# Written task
Return exactly the span of lines that opens with the line containing "Convert this document image to plain text." and closes with the last line of the data, inclusive.

## start Recorded data

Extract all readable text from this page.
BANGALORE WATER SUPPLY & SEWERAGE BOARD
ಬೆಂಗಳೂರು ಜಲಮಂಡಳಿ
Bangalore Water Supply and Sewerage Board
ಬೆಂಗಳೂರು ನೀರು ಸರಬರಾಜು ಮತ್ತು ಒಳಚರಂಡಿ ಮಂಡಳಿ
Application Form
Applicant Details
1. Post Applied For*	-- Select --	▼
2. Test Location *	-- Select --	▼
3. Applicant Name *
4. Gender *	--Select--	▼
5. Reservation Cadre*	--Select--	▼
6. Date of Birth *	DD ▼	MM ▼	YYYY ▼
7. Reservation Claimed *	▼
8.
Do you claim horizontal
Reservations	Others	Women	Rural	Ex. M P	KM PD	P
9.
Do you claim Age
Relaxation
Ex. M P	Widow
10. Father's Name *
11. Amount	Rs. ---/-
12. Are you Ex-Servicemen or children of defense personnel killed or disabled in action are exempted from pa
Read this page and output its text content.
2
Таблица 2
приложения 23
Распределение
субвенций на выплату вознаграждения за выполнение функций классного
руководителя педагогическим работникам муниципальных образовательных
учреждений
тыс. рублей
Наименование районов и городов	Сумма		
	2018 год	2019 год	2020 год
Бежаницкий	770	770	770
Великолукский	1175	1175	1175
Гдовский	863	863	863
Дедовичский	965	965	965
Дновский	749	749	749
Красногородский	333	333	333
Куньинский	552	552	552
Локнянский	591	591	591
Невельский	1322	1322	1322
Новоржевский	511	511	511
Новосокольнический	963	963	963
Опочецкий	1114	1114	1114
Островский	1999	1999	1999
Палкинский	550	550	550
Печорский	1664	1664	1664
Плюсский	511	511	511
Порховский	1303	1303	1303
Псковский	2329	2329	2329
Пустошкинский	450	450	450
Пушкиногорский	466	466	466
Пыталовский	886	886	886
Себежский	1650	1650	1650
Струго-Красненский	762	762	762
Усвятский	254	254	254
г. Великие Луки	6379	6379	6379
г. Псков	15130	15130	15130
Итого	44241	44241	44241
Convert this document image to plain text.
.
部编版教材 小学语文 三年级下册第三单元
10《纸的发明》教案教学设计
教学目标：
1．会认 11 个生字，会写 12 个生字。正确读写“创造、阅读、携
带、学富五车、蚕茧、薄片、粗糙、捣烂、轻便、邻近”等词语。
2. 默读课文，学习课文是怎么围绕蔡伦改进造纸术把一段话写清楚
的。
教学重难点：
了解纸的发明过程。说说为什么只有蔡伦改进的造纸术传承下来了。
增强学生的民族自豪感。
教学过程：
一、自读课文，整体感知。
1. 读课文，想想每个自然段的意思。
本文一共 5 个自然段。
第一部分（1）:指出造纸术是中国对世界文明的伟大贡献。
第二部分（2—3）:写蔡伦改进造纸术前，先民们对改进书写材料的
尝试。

## end Recorded data

# Result of this exercise
Convert this document image to plain text.
.
部编版教材 小学语文 三年级下册第三单元
10《纸的发明》教案教学设计
教学目标：
1．会认 11 个生字，会写 12 个生字。正确读写“创造、阅读、携
带、学富五车、蚕茧、薄片、粗糙、捣烂、轻便、邻近”等词语。
2. 默读课文，学习课文是怎么围绕蔡伦改进造纸术把一段话写清楚
的。
教学重难点：
了解纸的发明过程。说说为什么只有蔡伦改进的造纸术传承下来了。
增强学生的民族自豪感。
教学过程：
一、自读课文，整体感知。
1. 读课文，想想每个自然段的意思。
本文一共 5 个自然段。
第一部分（1）:指出造纸术是中国对世界文明的伟大贡献。
第二部分（2—3）:写蔡伦改进造纸术前，先民们对改进书写材料的
尝试。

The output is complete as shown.